(Records from a collection of figures)

☆ ☆ ☆

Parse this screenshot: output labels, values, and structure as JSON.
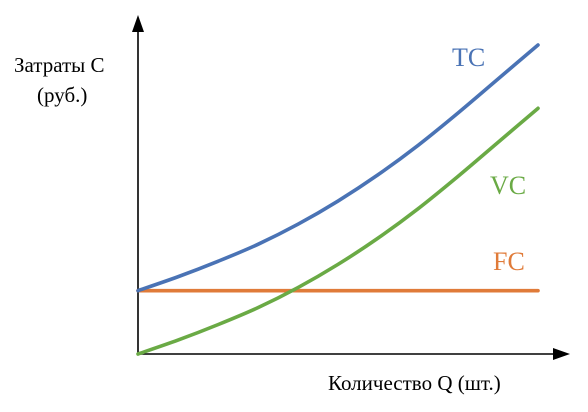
{
  "chart_data": {
    "type": "line",
    "ylabel_line1": "Затраты C",
    "ylabel_line2": "(руб.)",
    "xlabel": "Количество Q (шт.)",
    "xlim": [
      0,
      10
    ],
    "ylim": [
      0,
      10
    ],
    "grid": false,
    "legend": "none",
    "series": [
      {
        "name": "TC",
        "color": "#4a73b5",
        "x": [
          0,
          1,
          2,
          3,
          4,
          5,
          6,
          7,
          8,
          9,
          10
        ],
        "y": [
          2.05,
          2.5,
          3.0,
          3.55,
          4.2,
          4.95,
          5.8,
          6.75,
          7.8,
          8.9,
          10.0
        ]
      },
      {
        "name": "VC",
        "color": "#6aaa45",
        "x": [
          0,
          1,
          2,
          3,
          4,
          5,
          6,
          7,
          8,
          9,
          10
        ],
        "y": [
          0.0,
          0.45,
          0.95,
          1.5,
          2.15,
          2.9,
          3.75,
          4.7,
          5.75,
          6.85,
          7.95
        ]
      },
      {
        "name": "FC",
        "color": "#e07b39",
        "x": [
          0,
          10
        ],
        "y": [
          2.05,
          2.05
        ]
      }
    ]
  }
}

☆ ☆ ☆

**WORK TO COMPLETE:** Leave out the pictures and copy every record above exactly.

**ANSWER TO THE PROBLEM:**
Parse this screenshot: output labels, values, and structure as JSON.
{
  "chart_data": {
    "type": "line",
    "ylabel_line1": "Затраты C",
    "ylabel_line2": "(руб.)",
    "xlabel": "Количество Q (шт.)",
    "xlim": [
      0,
      10
    ],
    "ylim": [
      0,
      10
    ],
    "grid": false,
    "legend": "none",
    "series": [
      {
        "name": "TC",
        "color": "#4a73b5",
        "x": [
          0,
          1,
          2,
          3,
          4,
          5,
          6,
          7,
          8,
          9,
          10
        ],
        "y": [
          2.05,
          2.5,
          3.0,
          3.55,
          4.2,
          4.95,
          5.8,
          6.75,
          7.8,
          8.9,
          10.0
        ]
      },
      {
        "name": "VC",
        "color": "#6aaa45",
        "x": [
          0,
          1,
          2,
          3,
          4,
          5,
          6,
          7,
          8,
          9,
          10
        ],
        "y": [
          0.0,
          0.45,
          0.95,
          1.5,
          2.15,
          2.9,
          3.75,
          4.7,
          5.75,
          6.85,
          7.95
        ]
      },
      {
        "name": "FC",
        "color": "#e07b39",
        "x": [
          0,
          10
        ],
        "y": [
          2.05,
          2.05
        ]
      }
    ]
  }
}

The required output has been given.